*The task:* Pick out each line containing the string "Eddie" and copy it.

*Working data:*
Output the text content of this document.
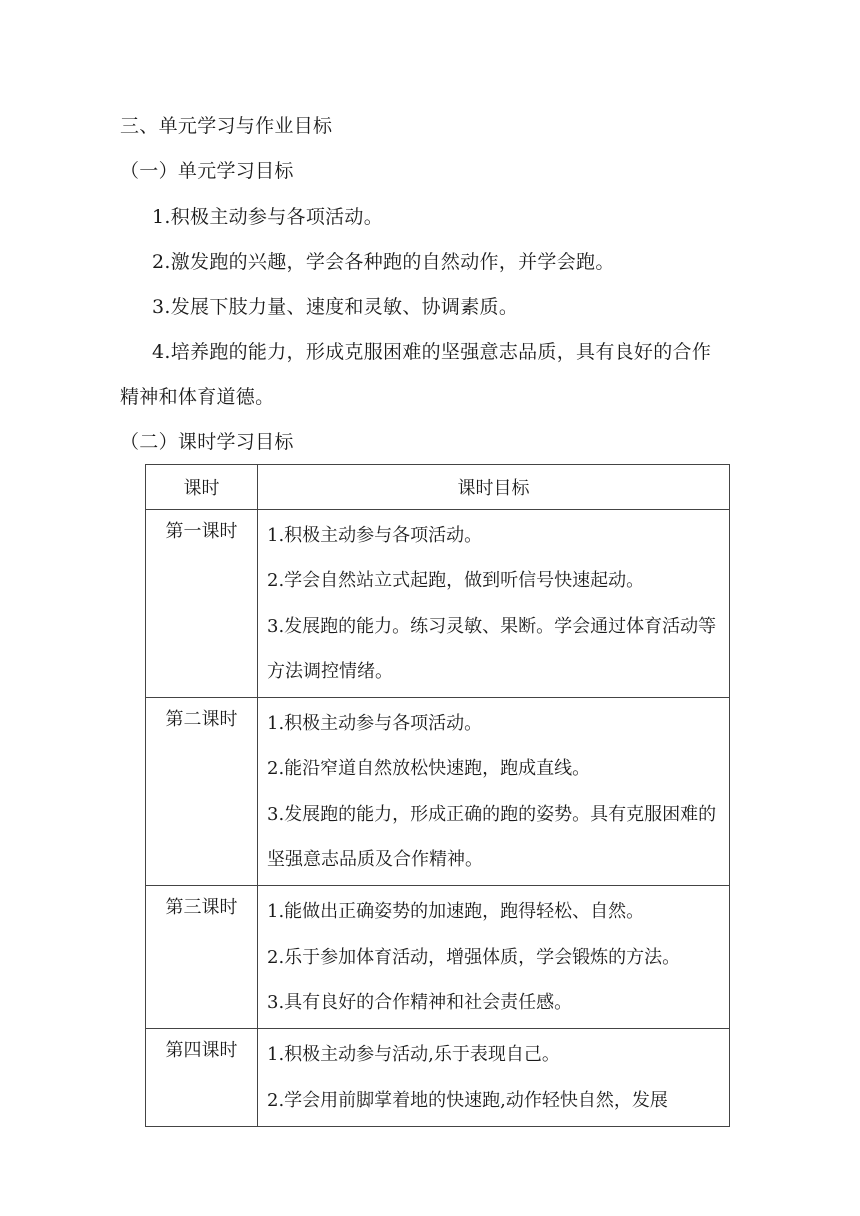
三、单元学习与作业目标
（一）单元学习目标
1.积极主动参与各项活动。
2.激发跑的兴趣，学会各种跑的自然动作，并学会跑。
3.发展下肢力量、速度和灵敏、协调素质。
4.培养跑的能力，形成克服困难的坚强意志品质，具有良好的合作
精神和体育道德。
（二）课时学习目标
课时	课时目标
第一课时	1.积极主动参与各项活动。
2.学会自然站立式起跑，做到听信号快速起动。
3.发展跑的能力。练习灵敏、果断。学会通过体育活动等方法调控情绪。

第二课时	1.积极主动参与各项活动。
2.能沿窄道自然放松快速跑，跑成直线。
3.发展跑的能力，形成正确的跑的姿势。具有克服困难的坚强意志品质及合作精神。

第三课时	1.能做出正确姿势的加速跑，跑得轻松、自然。
2.乐于参加体育活动，增强体质，学会锻炼的方法。
3.具有良好的合作精神和社会责任感。

第四课时	1.积极主动参与活动,乐于表现自己。
2.学会用前脚掌着地的快速跑,动作轻快自然，发展
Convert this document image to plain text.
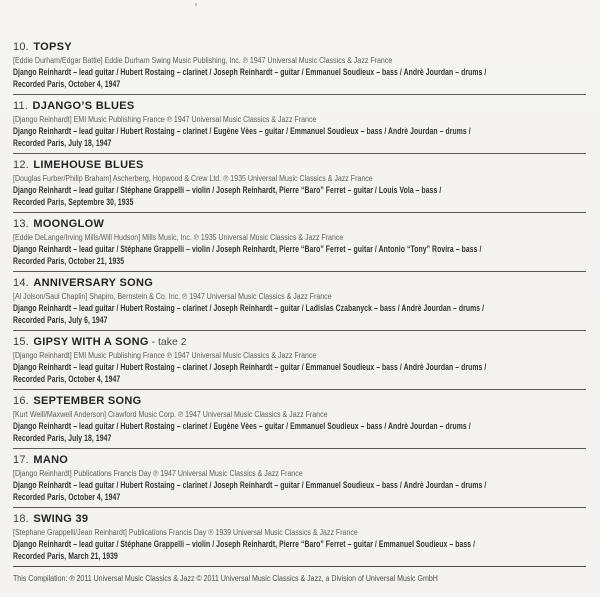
10. TOPSY
[Eddie Durham/Edgar Battle] Eddie Durham Swing Music Publishing, Inc. ℗ 1947 Universal Music Classics & Jazz France
Django Reinhardt – lead guitar / Hubert Rostaing – clarinet / Joseph Reinhardt – guitar / Emmanuel Soudieux – bass / Andrè Jourdan – drums /
Recorded Paris, October 4, 1947
11. DJANGO’S BLUES
[Django Reinhardt] EMI Music Publishing France ℗ 1947 Universal Music Classics & Jazz France
Django Reinhardt – lead guitar / Hubert Rostaing – clarinet / Eugène Vèes – guitar / Emmanuel Soudieux – bass / Andrè Jourdan – drums /
Recorded Paris, July 18, 1947
12. LIMEHOUSE BLUES
[Douglas Furber/Philip Braham] Ascherberg, Hopwood & Crew Ltd. ℗ 1935 Universal Music Classics & Jazz France
Django Reinhardt – lead guitar / Stéphane Grappelli – violin / Joseph Reinhardt, Pierre “Baro” Ferret – guitar / Louis Vola – bass /
Recorded Paris, Septembre 30, 1935
13. MOONGLOW
[Eddie DeLange/Irving Mills/Will Hudson] Mills Music, Inc. ℗ 1935 Universal Music Classics & Jazz France
Django Reinhardt – lead guitar / Stéphane Grappelli – violin / Joseph Reinhardt, Pierre “Baro” Ferret – guitar / Antonio “Tony” Rovira – bass /
Recorded Paris, October 21, 1935
14. ANNIVERSARY SONG
[Al Jolson/Saul Chaplin] Shapiro, Bernstein & Co. Inc. ℗ 1947 Universal Music Classics & Jazz France
Django Reinhardt – lead guitar / Hubert Rostaing – clarinet / Joseph Reinhardt – guitar / Ladislas Czabanyck – bass / Andrè Jourdan – drums /
Recorded Paris, July 6, 1947
15. GIPSY WITH A SONG - take 2
[Django Reinhardt] EMI Music Publishing France ℗ 1947 Universal Music Classics & Jazz France
Django Reinhardt – lead guitar / Hubert Rostaing – clarinet / Joseph Reinhardt – guitar / Emmanuel Soudieux – bass / Andrè Jourdan – drums /
Recorded Paris, October 4, 1947
16. SEPTEMBER SONG
[Kurt Weill/Maxwell Anderson] Crawford Music Corp. ℗ 1947 Universal Music Classics & Jazz France
Django Reinhardt – lead guitar / Hubert Rostaing – clarinet / Eugène Vèes – guitar / Emmanuel Soudieux – bass / Andrè Jourdan – drums /
Recorded Paris, July 18, 1947
17. MANO
[Django Reinhardt] Publications Francis Day ℗ 1947 Universal Music Classics & Jazz France
Django Reinhardt – lead guitar / Hubert Rostaing – clarinet / Joseph Reinhardt – guitar / Emmanuel Soudieux – bass / Andrè Jourdan – drums /
Recorded Paris, October 4, 1947
18. SWING 39
[Stephane Grappelli/Jean Reinhardt] Publications Francis Day ℗ 1939 Universal Music Classics & Jazz France
Django Reinhardt – lead guitar / Stéphane Grappelli – violin / Joseph Reinhardt, Pierre “Baro” Ferret – guitar / Emmanuel Soudieux – bass /
Recorded Paris, March 21, 1939
This Compilation: ℗ 2011 Universal Music Classics & Jazz © 2011 Universal Music Classics & Jazz, a Division of Universal Music GmbH
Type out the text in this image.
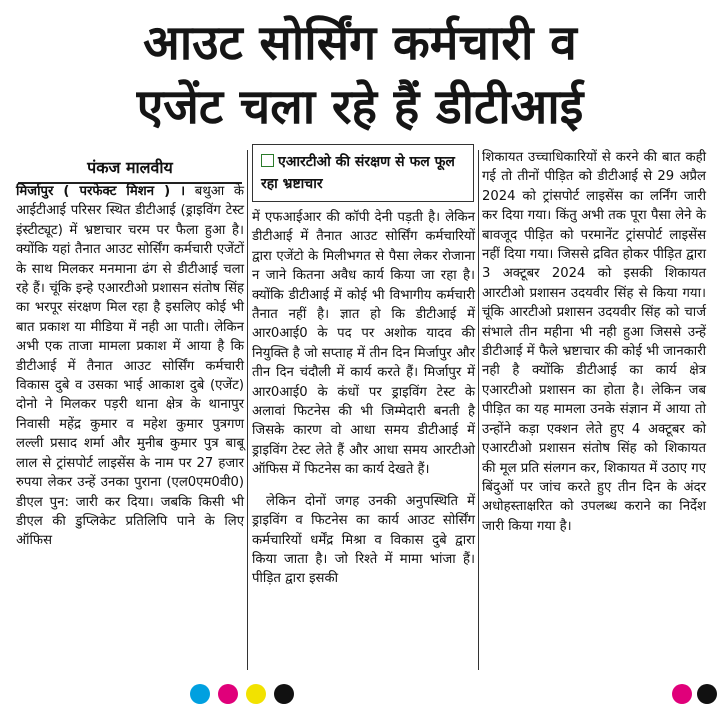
आउट सोर्सिंग कर्मचारी व
एजेंट चला रहे हैं डीटीआई
पंकज मालवीय

मिर्जापुर ( परफेक्ट मिशन ) । बथुआ के आईटीआई परिसर स्थित डीटीआई (ड्राइविंग टेस्ट इंस्टीट्यूट) में भ्रष्टाचार चरम पर फैला हुआ है। क्योंकि यहां तैनात आउट सोर्सिंग कर्मचारी एजेंटों के साथ मिलकर मनमाना ढंग से डीटीआई चला रहे हैं। चूंकि इन्हे एआरटीओ प्रशासन संतोष सिंह का भरपूर संरक्षण मिल रहा है इसलिए कोई भी बात प्रकाश या मीडिया में नही आ पाती। लेकिन अभी एक ताजा मामला प्रकाश में आया है कि डीटीआई में तैनात आउट सोर्सिंग कर्मचारी विकास दुबे व उसका भाई आकाश दुबे (एजेंट) दोनो ने मिलकर पड़री थाना क्षेत्र के थानापुर निवासी महेंद्र कुमार व महेश कुमार पुत्रगण लल्ली प्रसाद शर्मा और मुनीब कुमार पुत्र बाबू लाल से ट्रांसपोर्ट लाइसेंस के नाम पर 27 हजार रुपया लेकर उन्हें उनका पुराना (एल0एम0वी0) डीएल पुन: जारी कर दिया। जबकि किसी भी डीएल की डुप्लिकेट प्रतिलिपि पाने के लिए ऑफिस

एआरटीओ की संरक्षण से फल फूल रहा भ्रष्टाचार

में एफआईआर की कॉपी देनी पड़ती है। लेकिन डीटीआई में तैनात आउट सोर्सिंग कर्मचारियों द्वारा एजेंटो के मिलीभगत से पैसा लेकर रोजाना न जाने कितना अवैध कार्य किया जा रहा है। क्योंकि डीटीआई में कोई भी विभागीय कर्मचारी तैनात नहीं है। ज्ञात हो कि डीटीआई में आर0आई0 के पद पर अशोक यादव की नियुक्ति है जो सप्ताह में तीन दिन मिर्जापुर और तीन दिन चंदौली में कार्य करते हैं। मिर्जापुर में आर0आई0 के कंधों पर ड्राइविंग टेस्ट के अलावां फिटनेस की भी जिम्मेदारी बनती है जिसके कारण वो आधा समय डीटीआई में ड्राइविंग टेस्ट लेते हैं और आधा समय आरटीओ ऑफिस में फिटनेस का कार्य देखते हैं।

लेकिन दोनों जगह उनकी अनुपस्थिति में ड्राइविंग व फिटनेस का कार्य आउट सोर्सिंग कर्मचारियों धर्मेंद्र मिश्रा व विकास दुबे द्वारा किया जाता है। जो रिश्ते में मामा भांजा हैं। पीड़ित द्वारा इसकी

शिकायत उच्चाधिकारियों से करने की बात कही गई तो तीनों पीड़ित को डीटीआई से 29 अप्रैल 2024 को ट्रांसपोर्ट लाइसेंस का लर्निंग जारी कर दिया गया। किंतु अभी तक पूरा पैसा लेने के बावजूद पीड़ित को परमानेंट ट्रांसपोर्ट लाइसेंस नहीं दिया गया। जिससे द्रवित होकर पीड़ित द्वारा 3 अक्टूबर 2024 को इसकी शिकायत आरटीओ प्रशासन उदयवीर सिंह से किया गया। चूंकि आरटीओ प्रशासन उदयवीर सिंह को चार्ज संभाले तीन महीना भी नही हुआ जिससे उन्हें डीटीआई में फैले भ्रष्टाचार की कोई भी जानकारी नही है क्योंकि डीटीआई का कार्य क्षेत्र एआरटीओ प्रशासन का होता है। लेकिन जब पीड़ित का यह मामला उनके संज्ञान में आया तो उन्होंने कड़ा एक्शन लेते हुए 4 अक्टूबर को एआरटीओ प्रशासन संतोष सिंह को शिकायत की मूल प्रति संलगन कर, शिकायत में उठाए गए बिंदुओं पर जांच करते हुए तीन दिन के अंदर अधोहस्ताक्षरित को उपलब्ध कराने का निर्देश जारी किया गया है।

*Exercise solution:*
[Eddie Durham/Edgar Battle] Eddie Durham Swing Music Publishing, Inc. ℗ 1947 Universal Music Classics & Jazz France
[Eddie DeLange/Irving Mills/Will Hudson] Mills Music, Inc. ℗ 1935 Universal Music Classics & Jazz France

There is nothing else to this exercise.